> _Aim_:
Repeat each line word for word.

> _Data to process_:
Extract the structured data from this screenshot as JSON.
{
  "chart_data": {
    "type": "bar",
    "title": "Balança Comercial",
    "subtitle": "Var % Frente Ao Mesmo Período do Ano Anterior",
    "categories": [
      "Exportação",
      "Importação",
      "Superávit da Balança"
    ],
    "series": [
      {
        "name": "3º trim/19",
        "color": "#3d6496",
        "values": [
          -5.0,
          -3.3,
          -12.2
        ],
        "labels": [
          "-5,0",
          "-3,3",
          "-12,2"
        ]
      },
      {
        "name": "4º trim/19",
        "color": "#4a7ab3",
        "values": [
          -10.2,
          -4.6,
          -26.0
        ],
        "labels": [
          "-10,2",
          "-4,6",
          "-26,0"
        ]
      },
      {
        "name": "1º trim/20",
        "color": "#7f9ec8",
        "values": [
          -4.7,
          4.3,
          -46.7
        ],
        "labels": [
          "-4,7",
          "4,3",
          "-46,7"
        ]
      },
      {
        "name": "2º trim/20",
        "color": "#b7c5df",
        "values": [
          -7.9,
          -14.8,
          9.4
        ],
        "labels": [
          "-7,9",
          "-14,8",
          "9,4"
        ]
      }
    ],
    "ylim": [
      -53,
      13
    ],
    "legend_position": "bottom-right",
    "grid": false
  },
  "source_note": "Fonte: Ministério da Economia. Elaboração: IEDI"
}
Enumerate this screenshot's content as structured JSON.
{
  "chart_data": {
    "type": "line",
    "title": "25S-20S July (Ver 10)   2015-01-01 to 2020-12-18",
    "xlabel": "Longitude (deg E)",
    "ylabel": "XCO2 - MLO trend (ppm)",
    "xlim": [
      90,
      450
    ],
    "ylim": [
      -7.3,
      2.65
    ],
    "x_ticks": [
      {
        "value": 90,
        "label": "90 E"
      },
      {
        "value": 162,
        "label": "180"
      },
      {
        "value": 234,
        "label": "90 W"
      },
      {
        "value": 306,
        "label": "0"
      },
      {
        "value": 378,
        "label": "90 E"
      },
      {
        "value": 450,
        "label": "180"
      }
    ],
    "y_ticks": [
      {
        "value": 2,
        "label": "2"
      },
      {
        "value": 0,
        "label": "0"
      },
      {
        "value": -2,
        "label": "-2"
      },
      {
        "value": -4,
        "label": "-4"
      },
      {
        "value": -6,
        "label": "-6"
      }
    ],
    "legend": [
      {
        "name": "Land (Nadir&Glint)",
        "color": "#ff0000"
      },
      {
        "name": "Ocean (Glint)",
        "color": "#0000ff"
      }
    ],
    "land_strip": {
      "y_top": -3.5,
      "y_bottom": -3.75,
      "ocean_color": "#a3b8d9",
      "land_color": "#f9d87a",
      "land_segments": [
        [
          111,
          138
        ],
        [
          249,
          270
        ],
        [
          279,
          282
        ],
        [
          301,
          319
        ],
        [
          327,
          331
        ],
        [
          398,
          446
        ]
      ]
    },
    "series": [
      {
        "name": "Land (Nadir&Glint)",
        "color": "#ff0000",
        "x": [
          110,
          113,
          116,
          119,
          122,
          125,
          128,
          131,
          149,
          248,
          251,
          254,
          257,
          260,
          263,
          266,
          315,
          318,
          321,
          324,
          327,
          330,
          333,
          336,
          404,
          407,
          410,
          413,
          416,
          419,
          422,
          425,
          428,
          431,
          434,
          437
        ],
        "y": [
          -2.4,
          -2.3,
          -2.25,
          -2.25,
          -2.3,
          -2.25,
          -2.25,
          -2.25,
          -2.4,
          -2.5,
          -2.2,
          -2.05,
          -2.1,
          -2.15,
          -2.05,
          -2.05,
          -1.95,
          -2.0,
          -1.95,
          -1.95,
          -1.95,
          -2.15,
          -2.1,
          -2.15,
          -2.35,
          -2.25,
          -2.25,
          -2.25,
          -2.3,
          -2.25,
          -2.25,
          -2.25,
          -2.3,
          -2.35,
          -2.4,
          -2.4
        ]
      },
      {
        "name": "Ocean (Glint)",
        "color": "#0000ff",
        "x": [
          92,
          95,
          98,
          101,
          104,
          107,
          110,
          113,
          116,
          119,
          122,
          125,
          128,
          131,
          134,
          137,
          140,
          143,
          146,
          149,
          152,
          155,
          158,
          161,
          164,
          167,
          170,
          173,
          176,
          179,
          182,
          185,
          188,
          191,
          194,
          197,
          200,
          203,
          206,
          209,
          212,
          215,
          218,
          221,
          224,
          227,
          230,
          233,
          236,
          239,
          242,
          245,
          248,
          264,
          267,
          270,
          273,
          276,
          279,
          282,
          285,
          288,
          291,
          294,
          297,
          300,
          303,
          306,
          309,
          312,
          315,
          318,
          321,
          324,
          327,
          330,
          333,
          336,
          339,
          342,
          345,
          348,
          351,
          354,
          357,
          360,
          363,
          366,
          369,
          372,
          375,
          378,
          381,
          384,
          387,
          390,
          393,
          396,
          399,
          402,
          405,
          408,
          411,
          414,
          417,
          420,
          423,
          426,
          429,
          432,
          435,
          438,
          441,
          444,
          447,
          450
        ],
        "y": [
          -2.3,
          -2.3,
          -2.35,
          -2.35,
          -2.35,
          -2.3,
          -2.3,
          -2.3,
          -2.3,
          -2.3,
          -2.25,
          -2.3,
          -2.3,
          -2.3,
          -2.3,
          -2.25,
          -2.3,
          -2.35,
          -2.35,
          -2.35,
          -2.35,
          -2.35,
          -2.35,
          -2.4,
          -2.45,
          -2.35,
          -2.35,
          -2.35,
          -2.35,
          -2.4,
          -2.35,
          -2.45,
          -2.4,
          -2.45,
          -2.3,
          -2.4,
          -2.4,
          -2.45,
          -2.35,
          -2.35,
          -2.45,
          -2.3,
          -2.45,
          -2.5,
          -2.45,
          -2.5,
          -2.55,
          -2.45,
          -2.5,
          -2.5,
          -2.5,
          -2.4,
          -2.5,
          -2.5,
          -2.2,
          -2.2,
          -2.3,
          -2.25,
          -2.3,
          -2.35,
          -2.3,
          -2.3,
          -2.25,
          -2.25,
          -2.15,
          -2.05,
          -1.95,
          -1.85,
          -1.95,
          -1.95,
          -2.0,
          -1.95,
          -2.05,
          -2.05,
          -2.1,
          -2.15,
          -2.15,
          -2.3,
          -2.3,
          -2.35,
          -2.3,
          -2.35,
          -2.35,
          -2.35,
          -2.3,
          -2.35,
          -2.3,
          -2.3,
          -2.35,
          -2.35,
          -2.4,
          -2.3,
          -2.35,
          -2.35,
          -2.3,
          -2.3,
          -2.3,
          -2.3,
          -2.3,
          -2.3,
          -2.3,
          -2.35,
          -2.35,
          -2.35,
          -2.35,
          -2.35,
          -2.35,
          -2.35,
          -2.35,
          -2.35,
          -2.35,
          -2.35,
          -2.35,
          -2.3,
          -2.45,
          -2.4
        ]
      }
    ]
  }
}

> _The response_:
Extract the structured data from this screenshot as JSON.
{
  "chart_data": {
    "type": "bar",
    "title": "Balança Comercial",
    "subtitle": "Var % Frente Ao Mesmo Período do Ano Anterior",
    "categories": [
      "Exportação",
      "Importação",
      "Superávit da Balança"
    ],
    "series": [
      {
        "name": "3º trim/19",
        "color": "#3d6496",
        "values": [
          -5.0,
          -3.3,
          -12.2
        ],
        "labels": [
          "-5,0",
          "-3,3",
          "-12,2"
        ]
      },
      {
        "name": "4º trim/19",
        "color": "#4a7ab3",
        "values": [
          -10.2,
          -4.6,
          -26.0
        ],
        "labels": [
          "-10,2",
          "-4,6",
          "-26,0"
        ]
      },
      {
        "name": "1º trim/20",
        "color": "#7f9ec8",
        "values": [
          -4.7,
          4.3,
          -46.7
        ],
        "labels": [
          "-4,7",
          "4,3",
          "-46,7"
        ]
      },
      {
        "name": "2º trim/20",
        "color": "#b7c5df",
        "values": [
          -7.9,
          -14.8,
          9.4
        ],
        "labels": [
          "-7,9",
          "-14,8",
          "9,4"
        ]
      }
    ],
    "ylim": [
      -53,
      13
    ],
    "legend_position": "bottom-right",
    "grid": false
  },
  "source_note": "Fonte: Ministério da Economia. Elaboração: IEDI"
}
Enumerate this screenshot's content as structured JSON.
{
  "chart_data": {
    "type": "line",
    "title": "25S-20S July (Ver 10)   2015-01-01 to 2020-12-18",
    "xlabel": "Longitude (deg E)",
    "ylabel": "XCO2 - MLO trend (ppm)",
    "xlim": [
      90,
      450
    ],
    "ylim": [
      -7.3,
      2.65
    ],
    "x_ticks": [
      {
        "value": 90,
        "label": "90 E"
      },
      {
        "value": 162,
        "label": "180"
      },
      {
        "value": 234,
        "label": "90 W"
      },
      {
        "value": 306,
        "label": "0"
      },
      {
        "value": 378,
        "label": "90 E"
      },
      {
        "value": 450,
        "label": "180"
      }
    ],
    "y_ticks": [
      {
        "value": 2,
        "label": "2"
      },
      {
        "value": 0,
        "label": "0"
      },
      {
        "value": -2,
        "label": "-2"
      },
      {
        "value": -4,
        "label": "-4"
      },
      {
        "value": -6,
        "label": "-6"
      }
    ],
    "legend": [
      {
        "name": "Land (Nadir&Glint)",
        "color": "#ff0000"
      },
      {
        "name": "Ocean (Glint)",
        "color": "#0000ff"
      }
    ],
    "land_strip": {
      "y_top": -3.5,
      "y_bottom": -3.75,
      "ocean_color": "#a3b8d9",
      "land_color": "#f9d87a",
      "land_segments": [
        [
          111,
          138
        ],
        [
          249,
          270
        ],
        [
          279,
          282
        ],
        [
          301,
          319
        ],
        [
          327,
          331
        ],
        [
          398,
          446
        ]
      ]
    },
    "series": [
      {
        "name": "Land (Nadir&Glint)",
        "color": "#ff0000",
        "x": [
          110,
          113,
          116,
          119,
          122,
          125,
          128,
          131,
          149,
          248,
          251,
          254,
          257,
          260,
          263,
          266,
          315,
          318,
          321,
          324,
          327,
          330,
          333,
          336,
          404,
          407,
          410,
          413,
          416,
          419,
          422,
          425,
          428,
          431,
          434,
          437
        ],
        "y": [
          -2.4,
          -2.3,
          -2.25,
          -2.25,
          -2.3,
          -2.25,
          -2.25,
          -2.25,
          -2.4,
          -2.5,
          -2.2,
          -2.05,
          -2.1,
          -2.15,
          -2.05,
          -2.05,
          -1.95,
          -2.0,
          -1.95,
          -1.95,
          -1.95,
          -2.15,
          -2.1,
          -2.15,
          -2.35,
          -2.25,
          -2.25,
          -2.25,
          -2.3,
          -2.25,
          -2.25,
          -2.25,
          -2.3,
          -2.35,
          -2.4,
          -2.4
        ]
      },
      {
        "name": "Ocean (Glint)",
        "color": "#0000ff",
        "x": [
          92,
          95,
          98,
          101,
          104,
          107,
          110,
          113,
          116,
          119,
          122,
          125,
          128,
          131,
          134,
          137,
          140,
          143,
          146,
          149,
          152,
          155,
          158,
          161,
          164,
          167,
          170,
          173,
          176,
          179,
          182,
          185,
          188,
          191,
          194,
          197,
          200,
          203,
          206,
          209,
          212,
          215,
          218,
          221,
          224,
          227,
          230,
          233,
          236,
          239,
          242,
          245,
          248,
          264,
          267,
          270,
          273,
          276,
          279,
          282,
          285,
          288,
          291,
          294,
          297,
          300,
          303,
          306,
          309,
          312,
          315,
          318,
          321,
          324,
          327,
          330,
          333,
          336,
          339,
          342,
          345,
          348,
          351,
          354,
          357,
          360,
          363,
          366,
          369,
          372,
          375,
          378,
          381,
          384,
          387,
          390,
          393,
          396,
          399,
          402,
          405,
          408,
          411,
          414,
          417,
          420,
          423,
          426,
          429,
          432,
          435,
          438,
          441,
          444,
          447,
          450
        ],
        "y": [
          -2.3,
          -2.3,
          -2.35,
          -2.35,
          -2.35,
          -2.3,
          -2.3,
          -2.3,
          -2.3,
          -2.3,
          -2.25,
          -2.3,
          -2.3,
          -2.3,
          -2.3,
          -2.25,
          -2.3,
          -2.35,
          -2.35,
          -2.35,
          -2.35,
          -2.35,
          -2.35,
          -2.4,
          -2.45,
          -2.35,
          -2.35,
          -2.35,
          -2.35,
          -2.4,
          -2.35,
          -2.45,
          -2.4,
          -2.45,
          -2.3,
          -2.4,
          -2.4,
          -2.45,
          -2.35,
          -2.35,
          -2.45,
          -2.3,
          -2.45,
          -2.5,
          -2.45,
          -2.5,
          -2.55,
          -2.45,
          -2.5,
          -2.5,
          -2.5,
          -2.4,
          -2.5,
          -2.5,
          -2.2,
          -2.2,
          -2.3,
          -2.25,
          -2.3,
          -2.35,
          -2.3,
          -2.3,
          -2.25,
          -2.25,
          -2.15,
          -2.05,
          -1.95,
          -1.85,
          -1.95,
          -1.95,
          -2.0,
          -1.95,
          -2.05,
          -2.05,
          -2.1,
          -2.15,
          -2.15,
          -2.3,
          -2.3,
          -2.35,
          -2.3,
          -2.35,
          -2.35,
          -2.35,
          -2.3,
          -2.35,
          -2.3,
          -2.3,
          -2.35,
          -2.35,
          -2.4,
          -2.3,
          -2.35,
          -2.35,
          -2.3,
          -2.3,
          -2.3,
          -2.3,
          -2.3,
          -2.3,
          -2.3,
          -2.35,
          -2.35,
          -2.35,
          -2.35,
          -2.35,
          -2.35,
          -2.35,
          -2.35,
          -2.35,
          -2.35,
          -2.35,
          -2.35,
          -2.3,
          -2.45,
          -2.4
        ]
      }
    ]
  }
}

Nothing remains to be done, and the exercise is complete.